YOUR INSTRUCTIONS.
From the listing below, pull out every line where the string "Converter" appears.

LISTING.
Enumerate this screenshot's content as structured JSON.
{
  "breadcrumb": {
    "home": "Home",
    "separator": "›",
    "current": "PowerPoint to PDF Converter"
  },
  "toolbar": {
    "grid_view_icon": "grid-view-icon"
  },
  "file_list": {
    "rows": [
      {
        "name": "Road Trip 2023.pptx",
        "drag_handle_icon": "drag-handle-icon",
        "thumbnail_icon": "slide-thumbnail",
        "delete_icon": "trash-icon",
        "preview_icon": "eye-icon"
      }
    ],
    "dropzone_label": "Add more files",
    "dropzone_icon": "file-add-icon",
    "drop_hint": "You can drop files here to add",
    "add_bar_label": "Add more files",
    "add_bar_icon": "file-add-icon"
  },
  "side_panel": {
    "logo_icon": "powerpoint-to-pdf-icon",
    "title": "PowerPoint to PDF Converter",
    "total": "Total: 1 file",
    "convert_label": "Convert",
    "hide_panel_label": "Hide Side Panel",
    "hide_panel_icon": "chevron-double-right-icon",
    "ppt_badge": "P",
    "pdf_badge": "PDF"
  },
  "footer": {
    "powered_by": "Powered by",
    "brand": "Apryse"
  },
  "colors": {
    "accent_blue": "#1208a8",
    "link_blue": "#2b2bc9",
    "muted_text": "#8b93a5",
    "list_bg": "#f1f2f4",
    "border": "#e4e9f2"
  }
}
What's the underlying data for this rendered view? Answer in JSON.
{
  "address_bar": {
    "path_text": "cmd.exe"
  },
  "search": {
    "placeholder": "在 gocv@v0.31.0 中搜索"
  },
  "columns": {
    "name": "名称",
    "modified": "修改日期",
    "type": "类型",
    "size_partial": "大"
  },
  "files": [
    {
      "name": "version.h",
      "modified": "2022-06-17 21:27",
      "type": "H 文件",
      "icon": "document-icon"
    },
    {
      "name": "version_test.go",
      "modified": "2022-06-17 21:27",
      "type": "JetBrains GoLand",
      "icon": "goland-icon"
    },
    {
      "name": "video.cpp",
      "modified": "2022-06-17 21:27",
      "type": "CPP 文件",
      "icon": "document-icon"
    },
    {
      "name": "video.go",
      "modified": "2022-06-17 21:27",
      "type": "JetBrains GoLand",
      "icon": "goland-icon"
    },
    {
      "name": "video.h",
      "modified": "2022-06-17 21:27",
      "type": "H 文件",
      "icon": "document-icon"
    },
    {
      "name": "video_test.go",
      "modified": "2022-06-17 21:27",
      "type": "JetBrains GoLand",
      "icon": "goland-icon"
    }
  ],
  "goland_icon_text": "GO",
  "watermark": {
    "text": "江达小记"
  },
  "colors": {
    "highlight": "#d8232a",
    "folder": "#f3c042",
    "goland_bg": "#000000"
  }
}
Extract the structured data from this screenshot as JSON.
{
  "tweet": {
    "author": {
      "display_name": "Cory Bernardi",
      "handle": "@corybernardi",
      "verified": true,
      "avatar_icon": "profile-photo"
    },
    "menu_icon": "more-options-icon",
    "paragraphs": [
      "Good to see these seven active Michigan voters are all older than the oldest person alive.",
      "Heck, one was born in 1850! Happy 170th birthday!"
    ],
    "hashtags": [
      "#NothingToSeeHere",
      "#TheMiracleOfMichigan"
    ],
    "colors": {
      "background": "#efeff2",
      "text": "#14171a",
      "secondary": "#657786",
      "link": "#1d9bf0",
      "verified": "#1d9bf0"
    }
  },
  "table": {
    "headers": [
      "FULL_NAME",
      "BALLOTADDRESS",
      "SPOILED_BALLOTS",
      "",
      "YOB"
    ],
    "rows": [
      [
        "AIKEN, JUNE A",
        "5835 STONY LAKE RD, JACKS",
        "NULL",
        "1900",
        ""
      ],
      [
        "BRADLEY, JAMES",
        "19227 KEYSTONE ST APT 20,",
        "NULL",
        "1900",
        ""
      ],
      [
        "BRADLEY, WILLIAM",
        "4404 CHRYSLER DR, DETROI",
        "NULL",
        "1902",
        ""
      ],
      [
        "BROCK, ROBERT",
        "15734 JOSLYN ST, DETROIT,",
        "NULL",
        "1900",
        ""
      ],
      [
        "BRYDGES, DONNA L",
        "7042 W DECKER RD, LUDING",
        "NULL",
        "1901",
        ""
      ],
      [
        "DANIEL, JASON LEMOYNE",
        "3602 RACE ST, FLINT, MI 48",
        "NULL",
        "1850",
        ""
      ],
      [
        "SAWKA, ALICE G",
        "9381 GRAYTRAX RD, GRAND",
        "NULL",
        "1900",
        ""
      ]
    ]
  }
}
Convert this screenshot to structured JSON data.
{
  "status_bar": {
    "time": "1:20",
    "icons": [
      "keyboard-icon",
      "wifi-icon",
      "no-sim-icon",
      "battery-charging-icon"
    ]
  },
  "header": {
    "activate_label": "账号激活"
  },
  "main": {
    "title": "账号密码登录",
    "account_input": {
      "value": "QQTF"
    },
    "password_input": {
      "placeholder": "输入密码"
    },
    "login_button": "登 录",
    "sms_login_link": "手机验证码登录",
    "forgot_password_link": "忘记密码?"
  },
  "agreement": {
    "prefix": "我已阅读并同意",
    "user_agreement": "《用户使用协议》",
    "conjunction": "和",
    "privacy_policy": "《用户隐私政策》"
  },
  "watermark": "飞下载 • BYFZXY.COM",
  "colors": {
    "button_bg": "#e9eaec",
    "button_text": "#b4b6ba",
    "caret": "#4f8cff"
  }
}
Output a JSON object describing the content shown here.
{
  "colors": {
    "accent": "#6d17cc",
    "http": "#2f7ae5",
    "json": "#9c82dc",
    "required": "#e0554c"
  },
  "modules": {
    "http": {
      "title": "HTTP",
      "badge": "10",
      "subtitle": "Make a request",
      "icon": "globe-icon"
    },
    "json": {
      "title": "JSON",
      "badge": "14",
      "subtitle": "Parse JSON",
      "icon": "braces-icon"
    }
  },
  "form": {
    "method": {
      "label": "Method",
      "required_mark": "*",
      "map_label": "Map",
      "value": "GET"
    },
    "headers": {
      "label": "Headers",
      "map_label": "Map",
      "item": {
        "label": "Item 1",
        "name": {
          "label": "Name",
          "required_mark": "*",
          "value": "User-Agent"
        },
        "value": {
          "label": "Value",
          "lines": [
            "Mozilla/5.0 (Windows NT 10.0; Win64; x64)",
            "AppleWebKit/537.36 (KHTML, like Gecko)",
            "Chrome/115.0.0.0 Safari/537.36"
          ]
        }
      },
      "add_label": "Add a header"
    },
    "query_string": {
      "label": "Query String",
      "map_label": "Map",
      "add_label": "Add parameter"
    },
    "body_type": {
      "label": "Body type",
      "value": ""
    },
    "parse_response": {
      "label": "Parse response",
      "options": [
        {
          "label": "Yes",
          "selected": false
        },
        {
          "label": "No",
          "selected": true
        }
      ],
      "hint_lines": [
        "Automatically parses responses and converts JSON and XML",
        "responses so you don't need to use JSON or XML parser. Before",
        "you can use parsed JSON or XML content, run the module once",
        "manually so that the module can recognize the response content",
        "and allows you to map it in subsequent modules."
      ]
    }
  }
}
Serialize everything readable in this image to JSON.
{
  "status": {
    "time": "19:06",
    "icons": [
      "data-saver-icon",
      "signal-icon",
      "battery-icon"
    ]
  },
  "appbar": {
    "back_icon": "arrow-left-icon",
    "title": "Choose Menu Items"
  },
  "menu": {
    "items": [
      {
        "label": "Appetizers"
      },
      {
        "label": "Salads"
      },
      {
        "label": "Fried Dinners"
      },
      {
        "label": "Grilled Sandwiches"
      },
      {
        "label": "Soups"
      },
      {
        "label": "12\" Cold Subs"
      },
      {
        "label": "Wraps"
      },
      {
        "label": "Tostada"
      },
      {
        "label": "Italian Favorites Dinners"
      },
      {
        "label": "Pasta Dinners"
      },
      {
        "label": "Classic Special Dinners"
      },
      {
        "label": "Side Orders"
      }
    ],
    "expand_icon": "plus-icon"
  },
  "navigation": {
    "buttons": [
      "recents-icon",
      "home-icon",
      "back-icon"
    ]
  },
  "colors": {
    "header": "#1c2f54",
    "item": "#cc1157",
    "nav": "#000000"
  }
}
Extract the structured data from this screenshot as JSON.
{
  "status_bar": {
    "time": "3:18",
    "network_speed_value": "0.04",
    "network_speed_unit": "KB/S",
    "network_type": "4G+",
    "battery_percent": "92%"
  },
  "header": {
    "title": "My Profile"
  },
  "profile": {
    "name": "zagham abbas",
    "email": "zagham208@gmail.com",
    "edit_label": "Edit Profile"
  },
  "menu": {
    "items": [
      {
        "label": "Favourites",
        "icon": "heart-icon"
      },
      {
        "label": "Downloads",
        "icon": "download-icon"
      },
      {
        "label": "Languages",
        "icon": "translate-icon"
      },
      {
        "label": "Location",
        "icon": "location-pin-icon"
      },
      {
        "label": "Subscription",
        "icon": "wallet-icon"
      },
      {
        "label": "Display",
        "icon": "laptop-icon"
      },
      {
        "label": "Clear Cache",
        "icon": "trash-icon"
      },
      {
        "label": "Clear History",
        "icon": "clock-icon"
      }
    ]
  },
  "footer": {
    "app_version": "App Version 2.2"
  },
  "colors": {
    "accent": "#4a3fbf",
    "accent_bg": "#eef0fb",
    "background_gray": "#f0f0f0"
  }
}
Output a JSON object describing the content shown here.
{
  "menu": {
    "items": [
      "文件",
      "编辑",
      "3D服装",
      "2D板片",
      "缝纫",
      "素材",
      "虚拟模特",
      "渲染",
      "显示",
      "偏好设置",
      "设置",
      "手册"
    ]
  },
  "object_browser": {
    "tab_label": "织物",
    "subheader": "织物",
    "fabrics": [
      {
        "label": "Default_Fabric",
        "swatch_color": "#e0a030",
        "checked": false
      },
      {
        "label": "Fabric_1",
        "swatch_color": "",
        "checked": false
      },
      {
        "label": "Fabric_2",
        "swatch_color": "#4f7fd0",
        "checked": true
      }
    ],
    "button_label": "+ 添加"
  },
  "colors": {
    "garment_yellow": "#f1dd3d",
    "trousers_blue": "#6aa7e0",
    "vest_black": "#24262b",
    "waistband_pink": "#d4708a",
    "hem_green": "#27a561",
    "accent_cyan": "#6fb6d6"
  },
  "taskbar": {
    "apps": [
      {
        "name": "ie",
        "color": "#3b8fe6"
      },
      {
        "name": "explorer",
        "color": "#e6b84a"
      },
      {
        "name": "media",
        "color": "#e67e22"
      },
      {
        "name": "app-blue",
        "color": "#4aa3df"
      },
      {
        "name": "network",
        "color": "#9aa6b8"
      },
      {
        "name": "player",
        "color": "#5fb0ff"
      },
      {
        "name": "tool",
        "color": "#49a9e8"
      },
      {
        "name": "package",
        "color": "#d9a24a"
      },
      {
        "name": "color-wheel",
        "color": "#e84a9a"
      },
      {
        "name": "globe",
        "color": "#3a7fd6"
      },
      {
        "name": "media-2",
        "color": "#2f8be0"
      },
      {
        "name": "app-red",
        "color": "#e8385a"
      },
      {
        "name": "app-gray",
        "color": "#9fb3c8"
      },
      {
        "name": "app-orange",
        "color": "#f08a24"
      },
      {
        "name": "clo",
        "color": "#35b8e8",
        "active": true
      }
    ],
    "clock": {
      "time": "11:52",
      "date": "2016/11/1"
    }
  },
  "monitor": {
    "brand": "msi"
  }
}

CORRECT OUTPUT.
    "current": "PowerPoint to PDF Converter"
    "title": "PowerPoint to PDF Converter",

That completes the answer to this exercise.